- **EXTRACT PROVIDED**
******

In 2000, Matt Drake and Ben Carter got together to form a covers band. As Drake had advanced on the guitar by this time, they asked him to join the band. After bassist Mike Alexander joined, they played many shows together over the next few years.

After school Matt Drake and Carter would get together and jam their favourite Metal tracks, mostly being Metallica, Megadeth and Slayer songs. A jam took place in an old church in Honley. Drake came along one day and was impressed with how loud and powerful it was, having never experienced live music before. After months of practicing, Drake had learned some Metallica solos, and asked if he could join in. From the first rehearsal together he was hooked on being in a band, and he knew what he wanted to do.

Inspired by James Hetfield, Drake's parents would drive him across the UK to locate an ESP Explorer guitar. He decided this was not the guitar for him, and settled for a BC Rich Jr V. He would use the BC Rich for every show from then on, borrowing his father's Ibanez guitars as a backup.

They would go on to play live in the local areas under the name Metal Militia, Drake taking on the role of lead guitarist, though after three or four years, this grew stale for the band, forcing them to eventually go on to form Evile in 2003. Original songs would feature in the live set, with positive results.

In 2004, they formed Evile. They recorded an EP All Hallows Eve in 2004 (which contained an instrumental track by Drake named "Torment") and a demo Hell Demo in 2006. Soon after, the band signed to Earache Records and recorded their debut album, Enter the Grave, produced by Flemming Rasmussen. He was also responsible for conceptualising the album art for Enter the Grave.

Drake plays and endorses Moser Custom Shop Guitars, Randall Amplifiers, Ernie Ball Strings and Homebrew Electronics Pedals.

He performs all guitar solos with Evile, with the exception of a solo in "We Who Are About to Die" and two solos in "Long Live New Flesh", which were played by his brother.

On 19 November 2008, while on tour in Europe with Satyricon, Drake collapsed due to health issues. His jaw was fractured and the underside of his chin was cut open. Evile were forced to cancel their appearances on the remainder of the tour. He then had to have his jaw wired shut for two weeks for healing.

On 30 August 2013, OL announced that he was leaving Evile due to becoming detached from the band and touring scene. He said, "I've reached a point where I want a family/kids, a house, a steady and definite income and everything in between, and in regard to my personal preferences, a touring band's income and uncertainties, in the state that I feel they would continue to be in, has become incompatible with how I feel and what I want/need".

"Huge apologies to anyone this disappoints, but I have to do what makes sense to me. I am not quitting writing or playing; I do plan on continuing to record and write my own music (solo project, general composing/recording etc), I just won't be touring etc".

******

- **Records taken from a dataset**
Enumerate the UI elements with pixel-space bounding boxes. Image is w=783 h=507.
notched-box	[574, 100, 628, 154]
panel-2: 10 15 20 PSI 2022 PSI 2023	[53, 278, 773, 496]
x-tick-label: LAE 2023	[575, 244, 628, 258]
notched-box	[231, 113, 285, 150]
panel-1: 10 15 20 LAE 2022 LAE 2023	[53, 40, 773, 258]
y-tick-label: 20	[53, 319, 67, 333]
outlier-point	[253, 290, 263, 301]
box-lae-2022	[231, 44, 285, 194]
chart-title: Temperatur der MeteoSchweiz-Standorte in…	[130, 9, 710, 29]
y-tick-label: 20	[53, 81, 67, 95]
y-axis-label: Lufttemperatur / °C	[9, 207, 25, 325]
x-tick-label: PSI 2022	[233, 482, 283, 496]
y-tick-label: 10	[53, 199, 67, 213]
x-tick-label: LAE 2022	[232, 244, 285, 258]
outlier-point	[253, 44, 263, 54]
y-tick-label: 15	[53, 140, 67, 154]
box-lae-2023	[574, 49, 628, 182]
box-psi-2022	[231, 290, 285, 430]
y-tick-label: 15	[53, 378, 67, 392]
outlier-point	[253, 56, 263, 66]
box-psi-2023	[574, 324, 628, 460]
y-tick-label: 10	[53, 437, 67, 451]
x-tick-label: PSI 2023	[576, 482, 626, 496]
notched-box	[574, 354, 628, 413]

******

- **ACTIVITY**
Continue the text about guitarist Matt Drake and the band Evile, starting right after its last sentence.

- **EXERCISE OUTPUT**
In December 2013, it was announced that OL Drake had begun recording and will be releasing his debut solo album in 2014 under Earache Records titled Old Rake. In March 2014 he collaborated with Skindred drummer Arya Goggin as well as Eddy Temple-Morris, dubstep producer Rednek and grime rapper Beaupierre in a new Jägermeister UK backed project called "REABO".

In April 2018, Evile announced that OL was returning to the band after a five-year absence. He, along with Evile, then began to write their 5th album (which would become Hell Unleashed) in October 2018.

== Solo ==
On 10 December 2013, Drake announced he had signed a deal with Earache Records/Century Media with James Murphy (Death, Testament, Obituary,) mixing the album.
His debut record, entitled "Old Rake" is slated for release on 22 June in Europe and 23 June in North America. Guests on the album include Gary Holt (Exodus, Slayer), James Murphy, and Josh Middleton (Sylosis). Mike Heller (Malignancy, Fear Factory, System Divide) plays drums on the entire album.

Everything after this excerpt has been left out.